• What is being asked:
Go through the entries below and collect each line with the string "amount" in it.

# START OF Recorded information

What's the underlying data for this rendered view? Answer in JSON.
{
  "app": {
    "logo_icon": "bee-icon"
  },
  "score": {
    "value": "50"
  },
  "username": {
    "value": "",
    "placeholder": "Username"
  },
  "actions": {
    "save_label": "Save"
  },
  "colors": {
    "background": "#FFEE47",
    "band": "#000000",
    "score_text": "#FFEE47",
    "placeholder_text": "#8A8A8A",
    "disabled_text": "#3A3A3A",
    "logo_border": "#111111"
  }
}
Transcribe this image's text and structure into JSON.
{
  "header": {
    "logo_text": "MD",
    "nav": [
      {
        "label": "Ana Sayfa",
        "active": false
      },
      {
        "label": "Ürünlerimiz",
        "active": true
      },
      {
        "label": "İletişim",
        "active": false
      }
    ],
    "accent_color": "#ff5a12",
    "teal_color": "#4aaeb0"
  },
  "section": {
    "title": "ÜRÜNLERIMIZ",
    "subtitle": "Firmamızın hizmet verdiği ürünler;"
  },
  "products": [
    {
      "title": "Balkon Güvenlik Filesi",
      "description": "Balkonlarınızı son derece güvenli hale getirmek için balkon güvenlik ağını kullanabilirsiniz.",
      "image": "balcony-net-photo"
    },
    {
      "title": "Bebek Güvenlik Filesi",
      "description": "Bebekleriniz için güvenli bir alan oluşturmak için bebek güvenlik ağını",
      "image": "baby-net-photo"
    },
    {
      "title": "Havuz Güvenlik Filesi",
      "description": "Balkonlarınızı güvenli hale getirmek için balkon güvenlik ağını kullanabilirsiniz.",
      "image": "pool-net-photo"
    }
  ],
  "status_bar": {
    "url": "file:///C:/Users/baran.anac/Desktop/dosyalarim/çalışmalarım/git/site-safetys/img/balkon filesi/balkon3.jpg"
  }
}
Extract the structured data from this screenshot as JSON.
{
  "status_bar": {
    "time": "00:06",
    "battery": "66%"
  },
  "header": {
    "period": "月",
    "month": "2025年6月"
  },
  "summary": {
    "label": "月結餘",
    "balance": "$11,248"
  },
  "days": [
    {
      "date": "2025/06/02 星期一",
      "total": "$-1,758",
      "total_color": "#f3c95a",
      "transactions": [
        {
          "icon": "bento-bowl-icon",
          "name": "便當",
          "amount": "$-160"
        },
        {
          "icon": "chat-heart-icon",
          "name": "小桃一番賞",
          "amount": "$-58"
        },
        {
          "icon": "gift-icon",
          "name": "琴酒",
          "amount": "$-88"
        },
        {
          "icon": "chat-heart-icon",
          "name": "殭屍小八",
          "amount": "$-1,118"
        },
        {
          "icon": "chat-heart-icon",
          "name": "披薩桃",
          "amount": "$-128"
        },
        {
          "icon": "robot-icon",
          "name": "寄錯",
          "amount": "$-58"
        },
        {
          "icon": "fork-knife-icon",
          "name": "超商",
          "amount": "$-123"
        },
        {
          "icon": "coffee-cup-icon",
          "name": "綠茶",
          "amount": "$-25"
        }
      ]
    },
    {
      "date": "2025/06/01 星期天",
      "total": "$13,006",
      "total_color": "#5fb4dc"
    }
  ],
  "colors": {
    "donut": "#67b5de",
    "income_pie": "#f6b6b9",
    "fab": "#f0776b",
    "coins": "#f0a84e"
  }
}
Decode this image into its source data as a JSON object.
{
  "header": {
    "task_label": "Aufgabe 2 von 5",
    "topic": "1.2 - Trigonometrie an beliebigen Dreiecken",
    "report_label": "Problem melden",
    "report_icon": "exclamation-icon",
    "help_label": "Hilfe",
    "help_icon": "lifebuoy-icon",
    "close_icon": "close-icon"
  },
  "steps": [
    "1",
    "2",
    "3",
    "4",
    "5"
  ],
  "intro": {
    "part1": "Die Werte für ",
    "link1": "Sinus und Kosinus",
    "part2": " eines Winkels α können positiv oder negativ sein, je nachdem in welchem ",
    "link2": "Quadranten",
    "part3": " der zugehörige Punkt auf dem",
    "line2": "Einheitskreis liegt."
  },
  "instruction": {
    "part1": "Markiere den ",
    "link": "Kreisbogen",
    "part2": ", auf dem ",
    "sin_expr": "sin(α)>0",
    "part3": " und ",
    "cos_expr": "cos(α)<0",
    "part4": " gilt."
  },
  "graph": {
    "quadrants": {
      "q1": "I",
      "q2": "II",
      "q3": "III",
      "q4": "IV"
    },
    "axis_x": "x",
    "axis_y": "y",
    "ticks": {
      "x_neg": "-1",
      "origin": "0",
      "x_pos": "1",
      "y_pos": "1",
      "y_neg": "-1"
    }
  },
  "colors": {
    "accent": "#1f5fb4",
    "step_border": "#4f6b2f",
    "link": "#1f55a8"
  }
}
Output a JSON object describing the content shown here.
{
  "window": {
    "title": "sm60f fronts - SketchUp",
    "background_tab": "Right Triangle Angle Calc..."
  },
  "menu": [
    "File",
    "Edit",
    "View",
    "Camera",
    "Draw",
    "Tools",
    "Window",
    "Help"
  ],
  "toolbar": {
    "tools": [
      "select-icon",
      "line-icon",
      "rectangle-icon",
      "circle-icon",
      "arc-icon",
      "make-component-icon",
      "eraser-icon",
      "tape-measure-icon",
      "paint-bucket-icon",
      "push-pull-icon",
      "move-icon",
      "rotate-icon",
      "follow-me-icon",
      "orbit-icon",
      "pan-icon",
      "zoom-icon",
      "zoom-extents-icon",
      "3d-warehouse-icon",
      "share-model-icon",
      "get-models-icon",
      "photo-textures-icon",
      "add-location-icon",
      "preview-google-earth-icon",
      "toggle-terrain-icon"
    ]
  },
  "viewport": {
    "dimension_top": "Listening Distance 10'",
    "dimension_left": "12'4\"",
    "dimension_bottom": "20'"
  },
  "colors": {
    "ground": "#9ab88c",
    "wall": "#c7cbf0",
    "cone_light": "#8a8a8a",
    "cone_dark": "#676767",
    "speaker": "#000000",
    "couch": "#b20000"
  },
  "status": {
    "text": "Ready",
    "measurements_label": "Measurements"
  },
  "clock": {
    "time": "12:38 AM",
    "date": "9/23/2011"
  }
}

# END OF Recorded information

• Answer below:
          "amount": "$-160"
          "amount": "$-58"
          "amount": "$-88"
          "amount": "$-1,118"
          "amount": "$-128"
          "amount": "$-58"
          "amount": "$-123"
          "amount": "$-25"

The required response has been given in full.